▶ **PROMPT**
Write out all of the lines below, exactly and completely.

▶ **INPUT DATA**
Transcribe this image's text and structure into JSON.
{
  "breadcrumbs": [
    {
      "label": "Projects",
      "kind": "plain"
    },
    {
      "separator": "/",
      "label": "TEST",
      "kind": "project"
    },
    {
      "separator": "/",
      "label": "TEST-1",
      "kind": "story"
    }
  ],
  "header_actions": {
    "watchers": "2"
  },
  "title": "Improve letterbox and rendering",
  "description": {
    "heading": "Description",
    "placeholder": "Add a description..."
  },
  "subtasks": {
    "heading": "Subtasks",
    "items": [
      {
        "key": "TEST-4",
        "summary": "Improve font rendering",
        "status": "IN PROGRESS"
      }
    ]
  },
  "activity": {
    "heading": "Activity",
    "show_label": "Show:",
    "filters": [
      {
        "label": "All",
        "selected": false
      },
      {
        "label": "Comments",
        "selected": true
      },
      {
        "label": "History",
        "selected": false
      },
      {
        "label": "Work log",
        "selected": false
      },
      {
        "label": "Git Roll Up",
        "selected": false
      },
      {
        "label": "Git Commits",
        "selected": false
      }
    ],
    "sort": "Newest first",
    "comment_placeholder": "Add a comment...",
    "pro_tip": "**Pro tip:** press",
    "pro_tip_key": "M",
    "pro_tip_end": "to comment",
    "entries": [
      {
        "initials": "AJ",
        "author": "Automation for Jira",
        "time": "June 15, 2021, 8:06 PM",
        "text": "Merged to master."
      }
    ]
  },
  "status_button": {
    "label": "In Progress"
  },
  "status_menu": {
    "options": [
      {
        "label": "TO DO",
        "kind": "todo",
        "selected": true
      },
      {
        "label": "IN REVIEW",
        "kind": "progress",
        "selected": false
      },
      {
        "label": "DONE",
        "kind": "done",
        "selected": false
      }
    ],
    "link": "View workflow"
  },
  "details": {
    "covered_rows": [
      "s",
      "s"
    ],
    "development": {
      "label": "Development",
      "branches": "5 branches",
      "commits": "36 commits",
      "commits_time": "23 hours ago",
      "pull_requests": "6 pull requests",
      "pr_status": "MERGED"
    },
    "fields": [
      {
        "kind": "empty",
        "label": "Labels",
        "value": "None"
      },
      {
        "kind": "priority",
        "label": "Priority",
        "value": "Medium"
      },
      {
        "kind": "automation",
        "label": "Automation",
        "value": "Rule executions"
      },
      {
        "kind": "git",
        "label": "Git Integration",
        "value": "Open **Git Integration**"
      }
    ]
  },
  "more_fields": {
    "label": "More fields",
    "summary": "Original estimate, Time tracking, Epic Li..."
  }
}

▶ **SOLVED PROBLEM**
Transcribe this image's text and structure into JSON.
{
  "breadcrumbs": [
    {
      "label": "Projects",
      "kind": "plain"
    },
    {
      "separator": "/",
      "label": "TEST",
      "kind": "project"
    },
    {
      "separator": "/",
      "label": "TEST-1",
      "kind": "story"
    }
  ],
  "header_actions": {
    "watchers": "2"
  },
  "title": "Improve letterbox and rendering",
  "description": {
    "heading": "Description",
    "placeholder": "Add a description..."
  },
  "subtasks": {
    "heading": "Subtasks",
    "items": [
      {
        "key": "TEST-4",
        "summary": "Improve font rendering",
        "status": "IN PROGRESS"
      }
    ]
  },
  "activity": {
    "heading": "Activity",
    "show_label": "Show:",
    "filters": [
      {
        "label": "All",
        "selected": false
      },
      {
        "label": "Comments",
        "selected": true
      },
      {
        "label": "History",
        "selected": false
      },
      {
        "label": "Work log",
        "selected": false
      },
      {
        "label": "Git Roll Up",
        "selected": false
      },
      {
        "label": "Git Commits",
        "selected": false
      }
    ],
    "sort": "Newest first",
    "comment_placeholder": "Add a comment...",
    "pro_tip": "**Pro tip:** press",
    "pro_tip_key": "M",
    "pro_tip_end": "to comment",
    "entries": [
      {
        "initials": "AJ",
        "author": "Automation for Jira",
        "time": "June 15, 2021, 8:06 PM",
        "text": "Merged to master."
      }
    ]
  },
  "status_button": {
    "label": "In Progress"
  },
  "status_menu": {
    "options": [
      {
        "label": "TO DO",
        "kind": "todo",
        "selected": true
      },
      {
        "label": "IN REVIEW",
        "kind": "progress",
        "selected": false
      },
      {
        "label": "DONE",
        "kind": "done",
        "selected": false
      }
    ],
    "link": "View workflow"
  },
  "details": {
    "covered_rows": [
      "s",
      "s"
    ],
    "development": {
      "label": "Development",
      "branches": "5 branches",
      "commits": "36 commits",
      "commits_time": "23 hours ago",
      "pull_requests": "6 pull requests",
      "pr_status": "MERGED"
    },
    "fields": [
      {
        "kind": "empty",
        "label": "Labels",
        "value": "None"
      },
      {
        "kind": "priority",
        "label": "Priority",
        "value": "Medium"
      },
      {
        "kind": "automation",
        "label": "Automation",
        "value": "Rule executions"
      },
      {
        "kind": "git",
        "label": "Git Integration",
        "value": "Open **Git Integration**"
      }
    ]
  },
  "more_fields": {
    "label": "More fields",
    "summary": "Original estimate, Time tracking, Epic Li..."
  }
}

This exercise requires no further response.